→ **Problem to work on**
Say how many lines of these entries include the word "Leisure", and answer with the number alone.

[Stored data]
--- Start ---

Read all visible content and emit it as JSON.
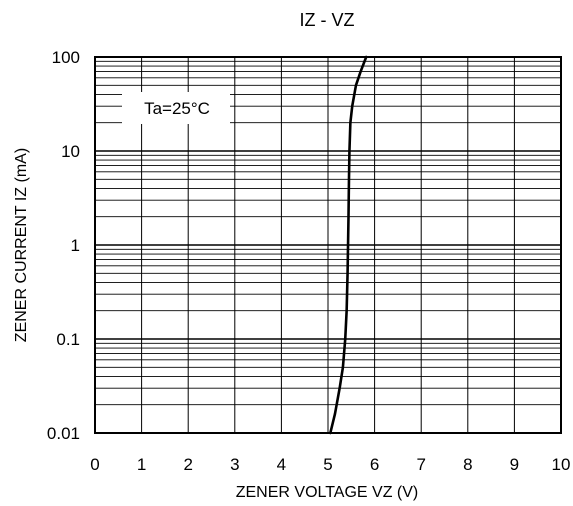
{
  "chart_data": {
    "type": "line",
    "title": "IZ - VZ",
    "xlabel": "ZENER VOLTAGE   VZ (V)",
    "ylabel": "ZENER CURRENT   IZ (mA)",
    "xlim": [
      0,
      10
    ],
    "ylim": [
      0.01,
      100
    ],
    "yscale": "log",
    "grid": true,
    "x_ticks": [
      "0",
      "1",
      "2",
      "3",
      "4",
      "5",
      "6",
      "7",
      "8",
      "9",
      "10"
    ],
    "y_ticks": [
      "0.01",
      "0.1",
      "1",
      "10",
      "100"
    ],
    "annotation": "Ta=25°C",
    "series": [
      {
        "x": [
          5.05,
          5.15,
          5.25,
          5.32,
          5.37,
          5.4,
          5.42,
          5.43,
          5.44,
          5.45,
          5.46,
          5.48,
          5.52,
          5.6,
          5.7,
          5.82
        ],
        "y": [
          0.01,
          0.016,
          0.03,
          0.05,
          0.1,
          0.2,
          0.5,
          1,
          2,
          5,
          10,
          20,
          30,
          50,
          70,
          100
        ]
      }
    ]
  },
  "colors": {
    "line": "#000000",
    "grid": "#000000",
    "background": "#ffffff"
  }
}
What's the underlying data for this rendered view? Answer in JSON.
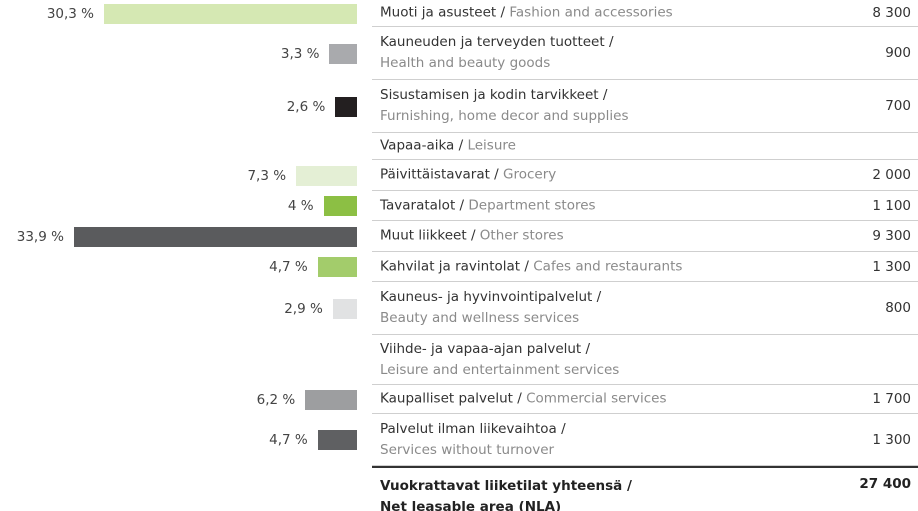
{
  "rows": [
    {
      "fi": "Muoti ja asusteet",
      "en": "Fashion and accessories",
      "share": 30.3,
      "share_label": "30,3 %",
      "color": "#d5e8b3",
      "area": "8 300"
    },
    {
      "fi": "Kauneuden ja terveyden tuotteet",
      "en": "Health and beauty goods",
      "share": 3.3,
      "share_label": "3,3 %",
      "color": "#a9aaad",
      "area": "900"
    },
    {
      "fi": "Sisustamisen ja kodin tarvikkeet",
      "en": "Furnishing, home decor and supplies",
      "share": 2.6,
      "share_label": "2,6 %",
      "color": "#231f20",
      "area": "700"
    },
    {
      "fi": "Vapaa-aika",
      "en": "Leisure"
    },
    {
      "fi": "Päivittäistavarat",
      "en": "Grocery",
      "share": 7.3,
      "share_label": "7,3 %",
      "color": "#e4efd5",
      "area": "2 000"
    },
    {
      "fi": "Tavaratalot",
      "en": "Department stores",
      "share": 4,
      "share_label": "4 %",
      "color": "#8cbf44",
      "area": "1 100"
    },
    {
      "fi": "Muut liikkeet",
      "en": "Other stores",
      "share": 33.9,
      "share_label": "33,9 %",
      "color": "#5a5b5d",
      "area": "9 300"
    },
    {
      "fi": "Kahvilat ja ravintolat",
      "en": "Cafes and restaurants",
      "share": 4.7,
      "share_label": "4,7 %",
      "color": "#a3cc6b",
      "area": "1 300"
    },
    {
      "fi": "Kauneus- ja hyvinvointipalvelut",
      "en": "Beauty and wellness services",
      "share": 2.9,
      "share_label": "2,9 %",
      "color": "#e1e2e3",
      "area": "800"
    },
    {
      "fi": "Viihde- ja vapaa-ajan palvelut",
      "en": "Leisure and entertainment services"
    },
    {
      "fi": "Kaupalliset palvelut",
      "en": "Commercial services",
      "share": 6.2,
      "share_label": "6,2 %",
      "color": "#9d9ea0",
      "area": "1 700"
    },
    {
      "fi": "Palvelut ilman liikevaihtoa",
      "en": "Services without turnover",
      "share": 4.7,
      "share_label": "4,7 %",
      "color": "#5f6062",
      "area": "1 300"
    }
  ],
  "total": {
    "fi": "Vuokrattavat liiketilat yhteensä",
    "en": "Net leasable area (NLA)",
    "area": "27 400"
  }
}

--- End ---

→ **Response**
2